**Your objective**
Restate the entries word for word, omitting nothing.

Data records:
+--

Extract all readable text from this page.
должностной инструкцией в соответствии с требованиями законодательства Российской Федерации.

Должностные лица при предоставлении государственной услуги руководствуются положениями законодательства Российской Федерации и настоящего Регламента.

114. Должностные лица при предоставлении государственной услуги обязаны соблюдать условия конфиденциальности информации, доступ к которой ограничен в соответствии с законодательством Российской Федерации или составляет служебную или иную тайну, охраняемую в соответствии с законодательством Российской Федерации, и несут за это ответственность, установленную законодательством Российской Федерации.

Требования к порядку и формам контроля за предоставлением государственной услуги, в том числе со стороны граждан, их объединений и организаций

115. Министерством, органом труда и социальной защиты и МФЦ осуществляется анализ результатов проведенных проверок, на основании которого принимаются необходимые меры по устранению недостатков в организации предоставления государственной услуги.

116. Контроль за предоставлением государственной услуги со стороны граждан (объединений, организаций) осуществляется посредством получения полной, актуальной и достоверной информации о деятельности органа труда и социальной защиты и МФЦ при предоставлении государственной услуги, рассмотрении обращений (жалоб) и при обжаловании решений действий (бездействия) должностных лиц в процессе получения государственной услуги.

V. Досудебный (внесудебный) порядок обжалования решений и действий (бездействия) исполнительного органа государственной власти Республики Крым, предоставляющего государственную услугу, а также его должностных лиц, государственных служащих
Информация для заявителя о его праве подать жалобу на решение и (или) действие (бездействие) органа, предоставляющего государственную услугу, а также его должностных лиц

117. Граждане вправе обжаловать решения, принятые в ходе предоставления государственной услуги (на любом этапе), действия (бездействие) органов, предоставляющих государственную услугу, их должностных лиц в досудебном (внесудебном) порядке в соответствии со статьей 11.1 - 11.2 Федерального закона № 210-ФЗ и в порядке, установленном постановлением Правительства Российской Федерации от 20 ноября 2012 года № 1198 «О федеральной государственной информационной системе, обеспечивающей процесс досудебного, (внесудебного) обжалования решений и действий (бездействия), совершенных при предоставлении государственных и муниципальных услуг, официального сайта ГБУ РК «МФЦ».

+--

**The reply**
Extract all readable text from this page.
должностной инструкцией в соответствии с требованиями законодательства Российской Федерации.

Должностные лица при предоставлении государственной услуги руководствуются положениями законодательства Российской Федерации и настоящего Регламента.

114. Должностные лица при предоставлении государственной услуги обязаны соблюдать условия конфиденциальности информации, доступ к которой ограничен в соответствии с законодательством Российской Федерации или составляет служебную или иную тайну, охраняемую в соответствии с законодательством Российской Федерации, и несут за это ответственность, установленную законодательством Российской Федерации.

Требования к порядку и формам контроля за предоставлением государственной услуги, в том числе со стороны граждан, их объединений и организаций

115. Министерством, органом труда и социальной защиты и МФЦ осуществляется анализ результатов проведенных проверок, на основании которого принимаются необходимые меры по устранению недостатков в организации предоставления государственной услуги.

116. Контроль за предоставлением государственной услуги со стороны граждан (объединений, организаций) осуществляется посредством получения полной, актуальной и достоверной информации о деятельности органа труда и социальной защиты и МФЦ при предоставлении государственной услуги, рассмотрении обращений (жалоб) и при обжаловании решений действий (бездействия) должностных лиц в процессе получения государственной услуги.

V. Досудебный (внесудебный) порядок обжалования решений и действий (бездействия) исполнительного органа государственной власти Республики Крым, предоставляющего государственную услугу, а также его должностных лиц, государственных служащих
Информация для заявителя о его праве подать жалобу на решение и (или) действие (бездействие) органа, предоставляющего государственную услугу, а также его должностных лиц

117. Граждане вправе обжаловать решения, принятые в ходе предоставления государственной услуги (на любом этапе), действия (бездействие) органов, предоставляющих государственную услугу, их должностных лиц в досудебном (внесудебном) порядке в соответствии со статьей 11.1 - 11.2 Федерального закона № 210-ФЗ и в порядке, установленном постановлением Правительства Российской Федерации от 20 ноября 2012 года № 1198 «О федеральной государственной информационной системе, обеспечивающей процесс досудебного, (внесудебного) обжалования решений и действий (бездействия), совершенных при предоставлении государственных и муниципальных услуг, официального сайта ГБУ РК «МФЦ».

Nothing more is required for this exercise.